» **The task**:
How many lines in the entries below include the string "Vladimir"? Answer with the number only.

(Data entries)
↓

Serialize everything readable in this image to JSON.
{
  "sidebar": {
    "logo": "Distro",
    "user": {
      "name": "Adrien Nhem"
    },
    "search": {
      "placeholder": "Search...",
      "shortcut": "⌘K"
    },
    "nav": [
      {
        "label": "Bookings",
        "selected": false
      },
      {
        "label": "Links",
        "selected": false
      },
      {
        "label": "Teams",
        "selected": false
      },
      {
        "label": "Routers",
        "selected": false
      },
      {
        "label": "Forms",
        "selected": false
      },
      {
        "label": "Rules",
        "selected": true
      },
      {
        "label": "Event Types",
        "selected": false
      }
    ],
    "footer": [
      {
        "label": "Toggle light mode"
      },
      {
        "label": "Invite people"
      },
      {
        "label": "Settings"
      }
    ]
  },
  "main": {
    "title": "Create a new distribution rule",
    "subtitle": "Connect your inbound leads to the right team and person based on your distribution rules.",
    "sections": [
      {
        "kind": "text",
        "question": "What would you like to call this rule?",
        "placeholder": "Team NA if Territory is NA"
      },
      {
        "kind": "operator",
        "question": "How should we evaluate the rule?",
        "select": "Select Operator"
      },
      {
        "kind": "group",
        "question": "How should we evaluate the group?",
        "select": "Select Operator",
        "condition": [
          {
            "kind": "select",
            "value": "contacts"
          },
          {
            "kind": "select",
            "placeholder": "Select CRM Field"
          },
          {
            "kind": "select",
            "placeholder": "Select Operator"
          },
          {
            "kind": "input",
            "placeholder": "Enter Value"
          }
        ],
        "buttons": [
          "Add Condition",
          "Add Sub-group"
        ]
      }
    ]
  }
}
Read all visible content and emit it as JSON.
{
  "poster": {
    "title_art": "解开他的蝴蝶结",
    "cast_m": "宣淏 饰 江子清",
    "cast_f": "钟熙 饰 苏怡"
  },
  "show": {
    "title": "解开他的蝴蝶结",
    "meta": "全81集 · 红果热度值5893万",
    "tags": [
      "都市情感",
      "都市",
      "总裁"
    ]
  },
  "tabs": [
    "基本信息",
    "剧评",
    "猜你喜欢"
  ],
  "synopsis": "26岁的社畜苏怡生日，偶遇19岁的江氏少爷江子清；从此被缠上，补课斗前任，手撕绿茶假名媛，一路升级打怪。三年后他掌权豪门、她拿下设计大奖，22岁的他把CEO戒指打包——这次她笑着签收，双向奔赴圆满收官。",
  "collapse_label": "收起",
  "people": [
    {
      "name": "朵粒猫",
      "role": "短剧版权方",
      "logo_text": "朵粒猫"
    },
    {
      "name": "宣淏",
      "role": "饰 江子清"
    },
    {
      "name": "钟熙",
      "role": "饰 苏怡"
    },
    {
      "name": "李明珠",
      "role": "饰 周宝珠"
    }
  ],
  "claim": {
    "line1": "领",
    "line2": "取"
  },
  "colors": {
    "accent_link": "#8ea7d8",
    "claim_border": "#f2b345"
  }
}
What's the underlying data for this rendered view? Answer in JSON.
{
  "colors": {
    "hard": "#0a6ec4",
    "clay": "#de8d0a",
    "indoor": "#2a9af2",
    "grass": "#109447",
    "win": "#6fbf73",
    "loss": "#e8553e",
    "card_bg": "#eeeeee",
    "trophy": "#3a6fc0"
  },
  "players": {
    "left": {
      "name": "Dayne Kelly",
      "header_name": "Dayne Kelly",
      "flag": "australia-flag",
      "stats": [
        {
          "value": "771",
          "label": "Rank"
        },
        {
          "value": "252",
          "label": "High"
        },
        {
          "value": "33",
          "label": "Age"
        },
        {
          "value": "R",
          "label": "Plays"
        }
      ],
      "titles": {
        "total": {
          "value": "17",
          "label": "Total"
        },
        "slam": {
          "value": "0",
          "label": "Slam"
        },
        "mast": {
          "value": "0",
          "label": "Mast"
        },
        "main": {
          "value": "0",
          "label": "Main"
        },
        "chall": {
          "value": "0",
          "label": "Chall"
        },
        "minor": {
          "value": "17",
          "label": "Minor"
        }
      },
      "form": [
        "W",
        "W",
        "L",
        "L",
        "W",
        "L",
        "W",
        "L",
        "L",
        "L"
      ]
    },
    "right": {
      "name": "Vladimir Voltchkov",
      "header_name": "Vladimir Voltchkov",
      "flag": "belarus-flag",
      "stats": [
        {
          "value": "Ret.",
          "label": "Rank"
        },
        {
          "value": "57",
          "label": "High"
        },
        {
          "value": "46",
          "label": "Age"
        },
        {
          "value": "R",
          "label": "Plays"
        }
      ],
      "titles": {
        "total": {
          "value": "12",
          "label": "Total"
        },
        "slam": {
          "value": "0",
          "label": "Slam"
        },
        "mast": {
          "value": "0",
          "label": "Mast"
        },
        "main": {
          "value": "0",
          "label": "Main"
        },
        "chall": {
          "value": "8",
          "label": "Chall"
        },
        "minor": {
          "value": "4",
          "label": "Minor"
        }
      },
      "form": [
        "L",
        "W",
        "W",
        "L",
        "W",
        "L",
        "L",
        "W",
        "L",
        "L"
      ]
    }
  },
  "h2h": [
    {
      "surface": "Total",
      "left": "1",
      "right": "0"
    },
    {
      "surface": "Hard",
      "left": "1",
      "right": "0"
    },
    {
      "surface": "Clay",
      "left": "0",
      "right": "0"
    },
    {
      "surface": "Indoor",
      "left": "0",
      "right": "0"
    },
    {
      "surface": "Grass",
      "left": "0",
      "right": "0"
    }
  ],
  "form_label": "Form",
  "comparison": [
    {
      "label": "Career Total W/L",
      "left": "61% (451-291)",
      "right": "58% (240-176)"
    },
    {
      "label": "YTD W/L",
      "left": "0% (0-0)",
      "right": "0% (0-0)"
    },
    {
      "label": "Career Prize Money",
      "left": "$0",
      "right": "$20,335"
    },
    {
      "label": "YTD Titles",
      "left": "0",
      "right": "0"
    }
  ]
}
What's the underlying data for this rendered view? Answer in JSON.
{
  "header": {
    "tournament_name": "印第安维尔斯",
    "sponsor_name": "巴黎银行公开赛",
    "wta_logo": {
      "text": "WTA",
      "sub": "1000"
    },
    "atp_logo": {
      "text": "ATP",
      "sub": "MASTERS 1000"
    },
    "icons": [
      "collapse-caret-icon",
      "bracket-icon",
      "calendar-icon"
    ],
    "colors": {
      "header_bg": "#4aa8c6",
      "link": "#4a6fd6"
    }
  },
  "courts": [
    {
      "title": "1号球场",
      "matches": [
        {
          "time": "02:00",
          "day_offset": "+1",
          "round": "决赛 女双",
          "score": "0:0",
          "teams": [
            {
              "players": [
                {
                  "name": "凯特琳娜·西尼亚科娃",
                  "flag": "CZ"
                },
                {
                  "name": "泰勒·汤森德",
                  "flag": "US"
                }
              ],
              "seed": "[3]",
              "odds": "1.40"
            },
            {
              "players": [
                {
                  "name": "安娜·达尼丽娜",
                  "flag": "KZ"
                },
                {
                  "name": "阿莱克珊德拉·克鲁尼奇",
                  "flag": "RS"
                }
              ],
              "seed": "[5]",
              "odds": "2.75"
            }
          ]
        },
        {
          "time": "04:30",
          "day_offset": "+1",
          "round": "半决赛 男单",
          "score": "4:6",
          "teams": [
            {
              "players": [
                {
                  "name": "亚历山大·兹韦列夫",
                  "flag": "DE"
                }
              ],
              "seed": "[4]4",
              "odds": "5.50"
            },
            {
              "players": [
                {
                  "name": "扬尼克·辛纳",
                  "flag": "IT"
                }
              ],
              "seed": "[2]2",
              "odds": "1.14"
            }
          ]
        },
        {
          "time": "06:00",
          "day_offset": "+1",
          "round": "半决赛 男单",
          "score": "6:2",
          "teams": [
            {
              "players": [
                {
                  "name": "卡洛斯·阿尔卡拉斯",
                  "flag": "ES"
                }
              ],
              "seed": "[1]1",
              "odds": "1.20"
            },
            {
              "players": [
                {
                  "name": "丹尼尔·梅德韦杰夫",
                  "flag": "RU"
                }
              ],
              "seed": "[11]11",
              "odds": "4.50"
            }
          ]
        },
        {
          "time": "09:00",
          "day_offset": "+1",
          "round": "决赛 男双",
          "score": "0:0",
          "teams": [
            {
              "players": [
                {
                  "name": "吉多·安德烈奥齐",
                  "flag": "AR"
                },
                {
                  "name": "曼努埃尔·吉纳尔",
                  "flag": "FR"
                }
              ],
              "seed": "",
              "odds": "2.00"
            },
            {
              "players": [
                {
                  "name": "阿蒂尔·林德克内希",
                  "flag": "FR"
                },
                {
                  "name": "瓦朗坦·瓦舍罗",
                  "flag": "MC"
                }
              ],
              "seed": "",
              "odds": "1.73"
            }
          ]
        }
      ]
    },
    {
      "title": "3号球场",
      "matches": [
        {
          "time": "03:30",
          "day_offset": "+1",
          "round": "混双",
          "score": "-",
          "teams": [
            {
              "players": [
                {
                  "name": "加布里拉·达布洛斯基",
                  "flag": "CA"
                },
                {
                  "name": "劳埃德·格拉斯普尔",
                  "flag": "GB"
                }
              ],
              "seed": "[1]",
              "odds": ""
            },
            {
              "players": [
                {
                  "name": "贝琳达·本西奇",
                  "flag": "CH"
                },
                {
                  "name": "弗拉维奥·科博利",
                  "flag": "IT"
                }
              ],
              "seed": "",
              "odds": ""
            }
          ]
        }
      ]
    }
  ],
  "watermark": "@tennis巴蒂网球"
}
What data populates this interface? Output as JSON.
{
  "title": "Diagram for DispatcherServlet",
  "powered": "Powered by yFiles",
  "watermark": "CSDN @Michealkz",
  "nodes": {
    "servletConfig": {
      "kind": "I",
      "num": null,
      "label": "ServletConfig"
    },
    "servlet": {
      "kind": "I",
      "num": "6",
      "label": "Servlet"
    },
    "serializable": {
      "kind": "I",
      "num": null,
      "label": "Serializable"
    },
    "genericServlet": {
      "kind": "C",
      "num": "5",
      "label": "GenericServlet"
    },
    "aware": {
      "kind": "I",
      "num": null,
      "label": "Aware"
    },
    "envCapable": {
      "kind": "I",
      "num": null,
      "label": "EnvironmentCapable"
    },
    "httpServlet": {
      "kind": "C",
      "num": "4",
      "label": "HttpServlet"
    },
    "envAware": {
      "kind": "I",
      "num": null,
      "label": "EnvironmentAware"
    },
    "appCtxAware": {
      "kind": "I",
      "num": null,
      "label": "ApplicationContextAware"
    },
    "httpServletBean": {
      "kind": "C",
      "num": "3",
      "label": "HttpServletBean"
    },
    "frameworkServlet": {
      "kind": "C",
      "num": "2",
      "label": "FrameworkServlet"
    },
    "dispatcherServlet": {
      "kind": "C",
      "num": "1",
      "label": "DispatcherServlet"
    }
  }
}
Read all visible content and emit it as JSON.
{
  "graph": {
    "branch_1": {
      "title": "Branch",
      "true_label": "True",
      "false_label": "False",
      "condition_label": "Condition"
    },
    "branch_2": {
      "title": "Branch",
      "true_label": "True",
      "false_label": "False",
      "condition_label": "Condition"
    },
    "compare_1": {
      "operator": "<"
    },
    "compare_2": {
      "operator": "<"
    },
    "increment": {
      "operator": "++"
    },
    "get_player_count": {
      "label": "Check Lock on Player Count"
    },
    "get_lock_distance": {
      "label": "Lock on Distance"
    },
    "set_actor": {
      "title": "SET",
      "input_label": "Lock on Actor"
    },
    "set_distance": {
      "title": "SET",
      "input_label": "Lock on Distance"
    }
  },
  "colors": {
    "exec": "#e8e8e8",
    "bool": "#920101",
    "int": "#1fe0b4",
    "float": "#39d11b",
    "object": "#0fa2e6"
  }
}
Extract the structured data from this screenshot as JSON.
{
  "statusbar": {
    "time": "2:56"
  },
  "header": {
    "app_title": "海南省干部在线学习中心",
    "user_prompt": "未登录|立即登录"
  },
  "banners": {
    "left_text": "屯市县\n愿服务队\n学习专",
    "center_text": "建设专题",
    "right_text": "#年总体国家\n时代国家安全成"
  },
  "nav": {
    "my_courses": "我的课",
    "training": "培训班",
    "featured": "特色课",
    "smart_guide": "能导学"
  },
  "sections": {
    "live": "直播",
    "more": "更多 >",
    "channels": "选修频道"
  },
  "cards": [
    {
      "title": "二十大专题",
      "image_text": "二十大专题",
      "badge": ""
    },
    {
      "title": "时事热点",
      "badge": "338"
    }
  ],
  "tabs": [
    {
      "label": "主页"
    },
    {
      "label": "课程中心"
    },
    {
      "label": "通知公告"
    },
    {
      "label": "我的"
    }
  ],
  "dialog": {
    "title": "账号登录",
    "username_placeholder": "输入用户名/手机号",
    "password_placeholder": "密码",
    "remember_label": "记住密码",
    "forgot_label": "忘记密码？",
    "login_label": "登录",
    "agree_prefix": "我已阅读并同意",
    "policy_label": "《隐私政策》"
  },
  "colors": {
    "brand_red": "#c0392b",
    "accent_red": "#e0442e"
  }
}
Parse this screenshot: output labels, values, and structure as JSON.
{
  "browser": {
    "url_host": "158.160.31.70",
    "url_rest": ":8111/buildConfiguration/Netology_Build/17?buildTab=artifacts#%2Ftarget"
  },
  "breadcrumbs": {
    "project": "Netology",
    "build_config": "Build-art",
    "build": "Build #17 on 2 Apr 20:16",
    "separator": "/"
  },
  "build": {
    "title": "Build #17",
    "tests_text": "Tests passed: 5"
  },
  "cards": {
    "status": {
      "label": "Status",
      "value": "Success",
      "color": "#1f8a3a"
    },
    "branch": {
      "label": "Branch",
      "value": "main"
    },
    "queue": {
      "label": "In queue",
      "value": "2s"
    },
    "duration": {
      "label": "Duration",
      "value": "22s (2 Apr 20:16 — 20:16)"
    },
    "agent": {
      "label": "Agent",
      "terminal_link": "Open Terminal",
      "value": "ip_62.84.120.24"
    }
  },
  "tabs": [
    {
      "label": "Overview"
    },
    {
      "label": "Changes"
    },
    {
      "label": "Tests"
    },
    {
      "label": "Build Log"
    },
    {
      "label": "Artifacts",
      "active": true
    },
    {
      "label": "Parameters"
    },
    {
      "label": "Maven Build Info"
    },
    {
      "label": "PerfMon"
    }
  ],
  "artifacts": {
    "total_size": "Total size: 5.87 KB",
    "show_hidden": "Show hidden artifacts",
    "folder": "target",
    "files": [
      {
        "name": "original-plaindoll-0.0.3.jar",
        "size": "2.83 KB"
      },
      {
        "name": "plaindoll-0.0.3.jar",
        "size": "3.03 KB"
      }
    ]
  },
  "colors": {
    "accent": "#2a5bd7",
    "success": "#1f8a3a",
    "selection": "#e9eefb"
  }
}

↑

» **Written answer**:
2